> [Document extract]:

At one university in Dushanbe, a student who gave her first name as Nilufar said she and her classmates had been told to come up with 100 somonis each to buy shares.
“They gave us to understand that if we refuse to hand in the money we might be excluded,” said Nilufar. “They told us that when we were considering whether or not to pay, we should think about our exams and tests.”
Shokirjon Hakimov, a legal expert and deputy head of the opposition Social Democratic Party, says officials in state institutions are forcing subordinates to buy shares or contribute part of their wages.
“No one has a right to force people to transfer funds for Roghun or to buy shares in it,” he said. “It’s even got to the stage where officials are competing among themselves to see who collects most money, or whose department buys the most shares. In time, this could become counter-productive.”
His party’s leader Rahmatillo Zoirov has been similarly vocal in his criticism of the way the process has been handled.

> [Entries shown]:
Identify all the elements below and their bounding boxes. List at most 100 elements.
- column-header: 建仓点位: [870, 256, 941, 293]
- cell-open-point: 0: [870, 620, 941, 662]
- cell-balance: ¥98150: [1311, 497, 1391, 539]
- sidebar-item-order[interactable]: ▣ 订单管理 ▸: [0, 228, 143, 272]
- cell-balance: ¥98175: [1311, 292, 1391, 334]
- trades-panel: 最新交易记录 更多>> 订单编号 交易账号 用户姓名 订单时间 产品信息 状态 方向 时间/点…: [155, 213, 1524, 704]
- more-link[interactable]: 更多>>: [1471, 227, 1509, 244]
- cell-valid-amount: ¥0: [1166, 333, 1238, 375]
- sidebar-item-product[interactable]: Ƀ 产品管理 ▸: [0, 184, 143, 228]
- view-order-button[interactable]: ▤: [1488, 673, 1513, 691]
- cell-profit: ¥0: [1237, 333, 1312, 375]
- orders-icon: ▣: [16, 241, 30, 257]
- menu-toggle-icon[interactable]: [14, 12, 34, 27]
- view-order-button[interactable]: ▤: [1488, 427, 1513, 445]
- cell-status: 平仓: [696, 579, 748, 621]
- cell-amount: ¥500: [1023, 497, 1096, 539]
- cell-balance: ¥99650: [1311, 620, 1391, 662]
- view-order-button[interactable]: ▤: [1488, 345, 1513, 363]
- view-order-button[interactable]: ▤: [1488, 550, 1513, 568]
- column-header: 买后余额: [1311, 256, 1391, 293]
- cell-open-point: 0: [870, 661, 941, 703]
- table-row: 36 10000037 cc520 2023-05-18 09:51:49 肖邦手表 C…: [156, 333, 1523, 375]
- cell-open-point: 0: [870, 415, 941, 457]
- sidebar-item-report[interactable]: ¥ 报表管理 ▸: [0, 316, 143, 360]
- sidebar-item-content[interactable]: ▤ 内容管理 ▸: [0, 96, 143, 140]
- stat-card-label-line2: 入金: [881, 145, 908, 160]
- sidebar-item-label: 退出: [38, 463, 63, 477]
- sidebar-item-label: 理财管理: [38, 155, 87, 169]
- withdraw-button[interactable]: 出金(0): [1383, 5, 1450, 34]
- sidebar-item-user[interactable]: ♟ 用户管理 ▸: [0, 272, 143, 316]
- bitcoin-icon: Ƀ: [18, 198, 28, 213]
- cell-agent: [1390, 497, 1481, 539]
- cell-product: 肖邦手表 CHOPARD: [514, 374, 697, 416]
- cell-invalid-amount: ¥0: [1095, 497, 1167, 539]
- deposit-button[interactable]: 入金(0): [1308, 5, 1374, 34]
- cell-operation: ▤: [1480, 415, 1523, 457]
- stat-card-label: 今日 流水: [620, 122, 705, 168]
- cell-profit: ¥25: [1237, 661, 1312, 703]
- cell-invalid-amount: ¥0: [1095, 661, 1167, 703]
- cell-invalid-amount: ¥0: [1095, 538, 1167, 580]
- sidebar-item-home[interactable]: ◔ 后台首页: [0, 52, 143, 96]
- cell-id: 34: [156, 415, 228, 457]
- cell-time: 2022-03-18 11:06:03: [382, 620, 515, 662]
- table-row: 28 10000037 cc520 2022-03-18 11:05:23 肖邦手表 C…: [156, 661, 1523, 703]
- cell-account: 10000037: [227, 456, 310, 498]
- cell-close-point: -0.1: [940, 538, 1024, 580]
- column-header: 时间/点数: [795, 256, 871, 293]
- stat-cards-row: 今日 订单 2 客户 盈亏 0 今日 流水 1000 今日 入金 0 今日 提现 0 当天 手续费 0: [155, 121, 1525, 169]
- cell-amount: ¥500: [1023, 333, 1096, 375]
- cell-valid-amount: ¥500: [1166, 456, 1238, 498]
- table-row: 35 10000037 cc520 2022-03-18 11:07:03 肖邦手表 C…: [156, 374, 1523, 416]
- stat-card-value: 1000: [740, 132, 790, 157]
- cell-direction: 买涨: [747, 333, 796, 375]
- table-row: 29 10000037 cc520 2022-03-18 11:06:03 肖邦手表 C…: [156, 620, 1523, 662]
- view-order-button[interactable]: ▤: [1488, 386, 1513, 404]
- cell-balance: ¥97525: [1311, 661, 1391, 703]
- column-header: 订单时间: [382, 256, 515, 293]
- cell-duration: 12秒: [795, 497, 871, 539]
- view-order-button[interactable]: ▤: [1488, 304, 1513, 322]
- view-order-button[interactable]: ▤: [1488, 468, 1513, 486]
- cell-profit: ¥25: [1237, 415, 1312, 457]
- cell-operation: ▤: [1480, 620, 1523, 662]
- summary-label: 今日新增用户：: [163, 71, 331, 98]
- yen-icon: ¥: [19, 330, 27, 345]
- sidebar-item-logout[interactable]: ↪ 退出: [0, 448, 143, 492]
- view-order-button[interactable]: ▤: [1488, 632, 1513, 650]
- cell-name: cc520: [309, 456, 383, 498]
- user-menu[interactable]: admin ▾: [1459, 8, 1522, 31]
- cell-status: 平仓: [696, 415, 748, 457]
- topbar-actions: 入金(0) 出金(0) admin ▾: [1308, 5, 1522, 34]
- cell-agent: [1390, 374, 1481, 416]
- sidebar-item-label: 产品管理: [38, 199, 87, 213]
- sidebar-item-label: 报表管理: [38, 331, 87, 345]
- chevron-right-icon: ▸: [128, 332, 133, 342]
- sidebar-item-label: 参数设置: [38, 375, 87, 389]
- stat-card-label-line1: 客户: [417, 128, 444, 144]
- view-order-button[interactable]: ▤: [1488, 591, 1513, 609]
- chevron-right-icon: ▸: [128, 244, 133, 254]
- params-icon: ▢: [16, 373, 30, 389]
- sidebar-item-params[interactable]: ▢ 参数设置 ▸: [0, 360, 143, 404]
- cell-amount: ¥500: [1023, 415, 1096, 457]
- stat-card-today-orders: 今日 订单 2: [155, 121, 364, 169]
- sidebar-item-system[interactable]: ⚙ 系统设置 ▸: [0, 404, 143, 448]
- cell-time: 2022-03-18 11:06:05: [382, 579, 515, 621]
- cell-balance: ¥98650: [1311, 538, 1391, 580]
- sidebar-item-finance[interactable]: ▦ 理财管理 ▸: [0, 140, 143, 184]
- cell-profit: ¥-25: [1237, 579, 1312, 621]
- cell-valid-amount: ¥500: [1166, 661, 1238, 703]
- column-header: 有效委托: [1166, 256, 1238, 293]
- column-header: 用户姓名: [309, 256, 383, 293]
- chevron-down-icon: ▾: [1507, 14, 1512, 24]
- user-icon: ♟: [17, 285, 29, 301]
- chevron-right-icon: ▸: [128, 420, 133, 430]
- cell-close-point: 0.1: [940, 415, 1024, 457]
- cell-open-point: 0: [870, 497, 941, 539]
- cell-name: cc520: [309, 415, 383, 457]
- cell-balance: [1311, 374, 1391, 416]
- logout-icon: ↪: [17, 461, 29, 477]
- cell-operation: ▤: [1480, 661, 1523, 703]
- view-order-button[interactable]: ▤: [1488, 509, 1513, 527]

> [Goals]:
1. Answer these questions from the text on buying Roghun shares.
(a) How much money was each student at the university in Dushanbe told to come up with?
(b) What post does Shokirjon Hakimov hold in the opposition Social Democratic Party?
(c) Who is the leader of Hakimov's party?
2. Does each statement agree with the text on buying Roghun shares? Answer yes or no and quote the words that decide it.
(a) Nilufar and her classmates were told to come up with 100 somonis each.
(b) Hakimov says officials are entitled to make people transfer funds for Roghun.
(c) Rahmatillo Zoirov has backed the way the process has been handled.
3. Copy the stretch of the text on buying Roghun shares from "At one university" through "of their wages.".

> [Answers to the tasks]:
1.
(a) 100 somonis.
(b) Deputy head.
(c) Rahmatillo Zoirov.

2.
(a) Yes: "she and her classmates had been told to come up with 100 somonis each to buy shares"
(b) No: "No one has a right to force people to transfer funds for Roghun or to buy shares in it"
(c) No: "has been similarly vocal in his criticism of the way the process has been handled"

3.
At one university in Dushanbe, a student who gave her first name as Nilufar said she and her classmates had been told to come up with 100 somonis each to buy shares.
“They gave us to understand that if we refuse to hand in the money we might be excluded,” said Nilufar. “They told us that when we were considering whether or not to pay, we should think about our exams and tests.”
Shokirjon Hakimov, a legal expert and deputy head of the opposition Social Democratic Party, says officials in state institutions are forcing subordinates to buy shares or contribute part of their wages.